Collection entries
=-=-=-=-=
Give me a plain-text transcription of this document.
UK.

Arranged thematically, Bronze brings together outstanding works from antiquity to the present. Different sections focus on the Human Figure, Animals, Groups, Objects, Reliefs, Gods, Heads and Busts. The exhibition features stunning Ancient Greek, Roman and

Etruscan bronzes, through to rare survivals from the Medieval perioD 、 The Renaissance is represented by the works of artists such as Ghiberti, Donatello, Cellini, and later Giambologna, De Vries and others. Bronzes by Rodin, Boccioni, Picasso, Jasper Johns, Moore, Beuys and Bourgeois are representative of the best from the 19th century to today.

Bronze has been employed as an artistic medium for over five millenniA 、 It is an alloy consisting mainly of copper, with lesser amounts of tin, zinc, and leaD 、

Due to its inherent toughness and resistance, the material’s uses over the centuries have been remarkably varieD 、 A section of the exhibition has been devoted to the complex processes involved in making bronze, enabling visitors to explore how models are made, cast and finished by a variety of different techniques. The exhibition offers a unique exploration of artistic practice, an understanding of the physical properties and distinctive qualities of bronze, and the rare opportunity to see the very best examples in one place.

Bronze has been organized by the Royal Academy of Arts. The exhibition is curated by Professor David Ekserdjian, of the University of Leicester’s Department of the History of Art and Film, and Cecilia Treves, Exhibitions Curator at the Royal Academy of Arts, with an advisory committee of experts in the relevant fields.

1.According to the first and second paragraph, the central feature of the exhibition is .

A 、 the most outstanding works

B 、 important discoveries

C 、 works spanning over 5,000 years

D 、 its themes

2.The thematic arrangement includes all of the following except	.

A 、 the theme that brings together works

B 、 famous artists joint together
=-=-=-=-=
* _Task brief_:
Write out every entry word for word.

* _Answer to the exercise_:
Give me a plain-text transcription of this document.
UK.

Arranged thematically, Bronze brings together outstanding works from antiquity to the present. Different sections focus on the Human Figure, Animals, Groups, Objects, Reliefs, Gods, Heads and Busts. The exhibition features stunning Ancient Greek, Roman and

Etruscan bronzes, through to rare survivals from the Medieval perioD 、 The Renaissance is represented by the works of artists such as Ghiberti, Donatello, Cellini, and later Giambologna, De Vries and others. Bronzes by Rodin, Boccioni, Picasso, Jasper Johns, Moore, Beuys and Bourgeois are representative of the best from the 19th century to today.

Bronze has been employed as an artistic medium for over five millenniA 、 It is an alloy consisting mainly of copper, with lesser amounts of tin, zinc, and leaD 、

Due to its inherent toughness and resistance, the material’s uses over the centuries have been remarkably varieD 、 A section of the exhibition has been devoted to the complex processes involved in making bronze, enabling visitors to explore how models are made, cast and finished by a variety of different techniques. The exhibition offers a unique exploration of artistic practice, an understanding of the physical properties and distinctive qualities of bronze, and the rare opportunity to see the very best examples in one place.

Bronze has been organized by the Royal Academy of Arts. The exhibition is curated by Professor David Ekserdjian, of the University of Leicester’s Department of the History of Art and Film, and Cecilia Treves, Exhibitions Curator at the Royal Academy of Arts, with an advisory committee of experts in the relevant fields.

1.According to the first and second paragraph, the central feature of the exhibition is .

A 、 the most outstanding works

B 、 important discoveries

C 、 works spanning over 5,000 years

D 、 its themes

2.The thematic arrangement includes all of the following except	.

A 、 the theme that brings together works

B 、 famous artists joint together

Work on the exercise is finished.